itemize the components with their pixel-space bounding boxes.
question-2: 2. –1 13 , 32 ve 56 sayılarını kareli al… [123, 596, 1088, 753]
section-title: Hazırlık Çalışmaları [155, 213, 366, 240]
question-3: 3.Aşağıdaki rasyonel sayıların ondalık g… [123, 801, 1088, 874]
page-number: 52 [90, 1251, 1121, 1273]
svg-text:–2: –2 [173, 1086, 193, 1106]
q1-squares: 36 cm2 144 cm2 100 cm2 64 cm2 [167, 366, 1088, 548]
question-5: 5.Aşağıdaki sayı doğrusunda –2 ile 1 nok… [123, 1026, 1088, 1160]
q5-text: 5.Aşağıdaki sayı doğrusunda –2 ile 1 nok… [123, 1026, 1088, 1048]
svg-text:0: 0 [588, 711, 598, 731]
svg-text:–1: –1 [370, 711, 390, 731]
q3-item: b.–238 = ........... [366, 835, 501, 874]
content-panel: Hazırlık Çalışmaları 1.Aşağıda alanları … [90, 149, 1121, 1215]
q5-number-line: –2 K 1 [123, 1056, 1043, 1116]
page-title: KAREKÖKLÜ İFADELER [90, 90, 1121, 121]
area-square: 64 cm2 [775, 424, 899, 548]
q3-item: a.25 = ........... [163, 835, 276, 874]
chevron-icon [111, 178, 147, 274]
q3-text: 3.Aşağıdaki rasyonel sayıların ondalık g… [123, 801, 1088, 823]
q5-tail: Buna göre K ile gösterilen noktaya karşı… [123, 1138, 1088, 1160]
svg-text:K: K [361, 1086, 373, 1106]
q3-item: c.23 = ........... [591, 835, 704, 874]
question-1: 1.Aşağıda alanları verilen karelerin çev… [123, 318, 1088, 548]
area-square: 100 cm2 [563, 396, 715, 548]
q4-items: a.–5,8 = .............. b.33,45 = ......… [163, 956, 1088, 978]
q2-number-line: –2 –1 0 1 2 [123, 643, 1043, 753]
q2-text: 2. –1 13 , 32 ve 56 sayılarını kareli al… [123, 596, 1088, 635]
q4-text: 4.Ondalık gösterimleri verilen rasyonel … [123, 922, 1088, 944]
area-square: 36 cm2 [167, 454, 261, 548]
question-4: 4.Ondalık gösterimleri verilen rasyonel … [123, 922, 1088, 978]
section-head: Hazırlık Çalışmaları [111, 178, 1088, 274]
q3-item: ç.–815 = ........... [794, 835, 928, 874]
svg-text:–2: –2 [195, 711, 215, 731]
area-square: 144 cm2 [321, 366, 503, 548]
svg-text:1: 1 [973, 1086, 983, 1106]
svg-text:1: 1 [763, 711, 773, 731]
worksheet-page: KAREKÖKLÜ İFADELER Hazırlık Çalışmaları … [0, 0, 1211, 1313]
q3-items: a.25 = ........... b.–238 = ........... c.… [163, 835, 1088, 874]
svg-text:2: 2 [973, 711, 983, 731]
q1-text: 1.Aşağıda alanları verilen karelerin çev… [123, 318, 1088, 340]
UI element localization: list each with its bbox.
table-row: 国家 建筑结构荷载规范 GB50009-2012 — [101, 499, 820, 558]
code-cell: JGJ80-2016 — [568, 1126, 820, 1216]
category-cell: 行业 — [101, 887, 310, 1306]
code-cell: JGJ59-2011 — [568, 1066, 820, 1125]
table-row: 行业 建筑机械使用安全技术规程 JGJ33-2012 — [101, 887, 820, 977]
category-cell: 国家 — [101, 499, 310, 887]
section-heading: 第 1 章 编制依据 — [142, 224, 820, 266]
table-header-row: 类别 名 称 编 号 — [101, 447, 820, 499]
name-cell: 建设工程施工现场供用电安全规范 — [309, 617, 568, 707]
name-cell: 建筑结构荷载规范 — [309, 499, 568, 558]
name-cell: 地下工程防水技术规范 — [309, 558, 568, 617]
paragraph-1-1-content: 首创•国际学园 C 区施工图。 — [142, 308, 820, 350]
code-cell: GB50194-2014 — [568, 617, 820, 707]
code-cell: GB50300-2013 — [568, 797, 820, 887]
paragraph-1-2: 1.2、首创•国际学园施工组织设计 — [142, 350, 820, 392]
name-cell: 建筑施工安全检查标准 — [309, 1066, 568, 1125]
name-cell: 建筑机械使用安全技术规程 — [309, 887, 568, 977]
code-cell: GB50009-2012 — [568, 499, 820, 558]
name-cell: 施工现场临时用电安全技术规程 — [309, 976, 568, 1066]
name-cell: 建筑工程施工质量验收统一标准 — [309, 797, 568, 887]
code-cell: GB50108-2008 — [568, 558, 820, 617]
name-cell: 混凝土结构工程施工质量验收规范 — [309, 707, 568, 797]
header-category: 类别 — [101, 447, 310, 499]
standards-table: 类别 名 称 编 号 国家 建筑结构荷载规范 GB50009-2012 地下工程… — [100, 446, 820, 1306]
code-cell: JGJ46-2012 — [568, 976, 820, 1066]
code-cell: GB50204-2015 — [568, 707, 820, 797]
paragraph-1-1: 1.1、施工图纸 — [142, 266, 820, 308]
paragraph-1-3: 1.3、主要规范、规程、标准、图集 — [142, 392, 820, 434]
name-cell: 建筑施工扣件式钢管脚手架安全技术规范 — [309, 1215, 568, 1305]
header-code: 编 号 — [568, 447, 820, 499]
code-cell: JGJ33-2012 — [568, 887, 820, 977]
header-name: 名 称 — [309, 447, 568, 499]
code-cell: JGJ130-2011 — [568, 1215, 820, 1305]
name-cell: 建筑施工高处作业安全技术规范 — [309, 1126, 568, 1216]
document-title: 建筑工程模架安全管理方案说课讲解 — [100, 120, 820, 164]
§
Short task
Copy out every row above, word for word and with no changes.

The reply
itemize the components with their pixel-space bounding boxes.
question-2: 2. –1 13 , 32 ve 56 sayılarını kareli al… [123, 596, 1088, 753]
section-title: Hazırlık Çalışmaları [155, 213, 366, 240]
question-3: 3.Aşağıdaki rasyonel sayıların ondalık g… [123, 801, 1088, 874]
page-number: 52 [90, 1251, 1121, 1273]
svg-text:–2: –2 [173, 1086, 193, 1106]
q1-squares: 36 cm2 144 cm2 100 cm2 64 cm2 [167, 366, 1088, 548]
question-5: 5.Aşağıdaki sayı doğrusunda –2 ile 1 nok… [123, 1026, 1088, 1160]
q5-text: 5.Aşağıdaki sayı doğrusunda –2 ile 1 nok… [123, 1026, 1088, 1048]
svg-text:0: 0 [588, 711, 598, 731]
svg-text:–1: –1 [370, 711, 390, 731]
q3-item: b.–238 = ........... [366, 835, 501, 874]
content-panel: Hazırlık Çalışmaları 1.Aşağıda alanları … [90, 149, 1121, 1215]
q5-number-line: –2 K 1 [123, 1056, 1043, 1116]
page-title: KAREKÖKLÜ İFADELER [90, 90, 1121, 121]
area-square: 64 cm2 [775, 424, 899, 548]
q3-item: a.25 = ........... [163, 835, 276, 874]
chevron-icon [111, 178, 147, 274]
q3-text: 3.Aşağıdaki rasyonel sayıların ondalık g… [123, 801, 1088, 823]
q5-tail: Buna göre K ile gösterilen noktaya karşı… [123, 1138, 1088, 1160]
svg-text:K: K [361, 1086, 373, 1106]
q3-item: c.23 = ........... [591, 835, 704, 874]
question-1: 1.Aşağıda alanları verilen karelerin çev… [123, 318, 1088, 548]
area-square: 100 cm2 [563, 396, 715, 548]
q4-items: a.–5,8 = .............. b.33,45 = ......… [163, 956, 1088, 978]
q2-number-line: –2 –1 0 1 2 [123, 643, 1043, 753]
q2-text: 2. –1 13 , 32 ve 56 sayılarını kareli al… [123, 596, 1088, 635]
q4-text: 4.Ondalık gösterimleri verilen rasyonel … [123, 922, 1088, 944]
area-square: 36 cm2 [167, 454, 261, 548]
question-4: 4.Ondalık gösterimleri verilen rasyonel … [123, 922, 1088, 978]
section-head: Hazırlık Çalışmaları [111, 178, 1088, 274]
q3-item: ç.–815 = ........... [794, 835, 928, 874]
svg-text:–2: –2 [195, 711, 215, 731]
area-square: 144 cm2 [321, 366, 503, 548]
svg-text:1: 1 [973, 1086, 983, 1106]
svg-text:1: 1 [763, 711, 773, 731]
worksheet-page: KAREKÖKLÜ İFADELER Hazırlık Çalışmaları … [0, 0, 1211, 1313]
q3-items: a.25 = ........... b.–238 = ........... c.… [163, 835, 1088, 874]
svg-text:2: 2 [973, 711, 983, 731]
q1-text: 1.Aşağıda alanları verilen karelerin çev… [123, 318, 1088, 340]
UI element localization: list each with its bbox.
table-row: 国家 建筑结构荷载规范 GB50009-2012 — [101, 499, 820, 558]
code-cell: JGJ80-2016 — [568, 1126, 820, 1216]
category-cell: 行业 — [101, 887, 310, 1306]
code-cell: JGJ59-2011 — [568, 1066, 820, 1125]
table-row: 行业 建筑机械使用安全技术规程 JGJ33-2012 — [101, 887, 820, 977]
category-cell: 国家 — [101, 499, 310, 887]
section-heading: 第 1 章 编制依据 — [142, 224, 820, 266]
table-header-row: 类别 名 称 编 号 — [101, 447, 820, 499]
name-cell: 建设工程施工现场供用电安全规范 — [309, 617, 568, 707]
name-cell: 建筑结构荷载规范 — [309, 499, 568, 558]
name-cell: 地下工程防水技术规范 — [309, 558, 568, 617]
paragraph-1-1-content: 首创•国际学园 C 区施工图。 — [142, 308, 820, 350]
code-cell: GB50194-2014 — [568, 617, 820, 707]
code-cell: GB50300-2013 — [568, 797, 820, 887]
paragraph-1-2: 1.2、首创•国际学园施工组织设计 — [142, 350, 820, 392]
name-cell: 建筑施工安全检查标准 — [309, 1066, 568, 1125]
name-cell: 建筑机械使用安全技术规程 — [309, 887, 568, 977]
code-cell: GB50009-2012 — [568, 499, 820, 558]
name-cell: 施工现场临时用电安全技术规程 — [309, 976, 568, 1066]
name-cell: 建筑工程施工质量验收统一标准 — [309, 797, 568, 887]
code-cell: GB50108-2008 — [568, 558, 820, 617]
name-cell: 混凝土结构工程施工质量验收规范 — [309, 707, 568, 797]
header-category: 类别 — [101, 447, 310, 499]
standards-table: 类别 名 称 编 号 国家 建筑结构荷载规范 GB50009-2012 地下工程… — [100, 446, 820, 1306]
code-cell: JGJ46-2012 — [568, 976, 820, 1066]
code-cell: GB50204-2015 — [568, 707, 820, 797]
paragraph-1-1: 1.1、施工图纸 — [142, 266, 820, 308]
paragraph-1-3: 1.3、主要规范、规程、标准、图集 — [142, 392, 820, 434]
name-cell: 建筑施工扣件式钢管脚手架安全技术规范 — [309, 1215, 568, 1305]
header-code: 编 号 — [568, 447, 820, 499]
code-cell: JGJ33-2012 — [568, 887, 820, 977]
header-name: 名 称 — [309, 447, 568, 499]
code-cell: JGJ130-2011 — [568, 1215, 820, 1305]
name-cell: 建筑施工高处作业安全技术规范 — [309, 1126, 568, 1216]
document-title: 建筑工程模架安全管理方案说课讲解 — [100, 120, 820, 164]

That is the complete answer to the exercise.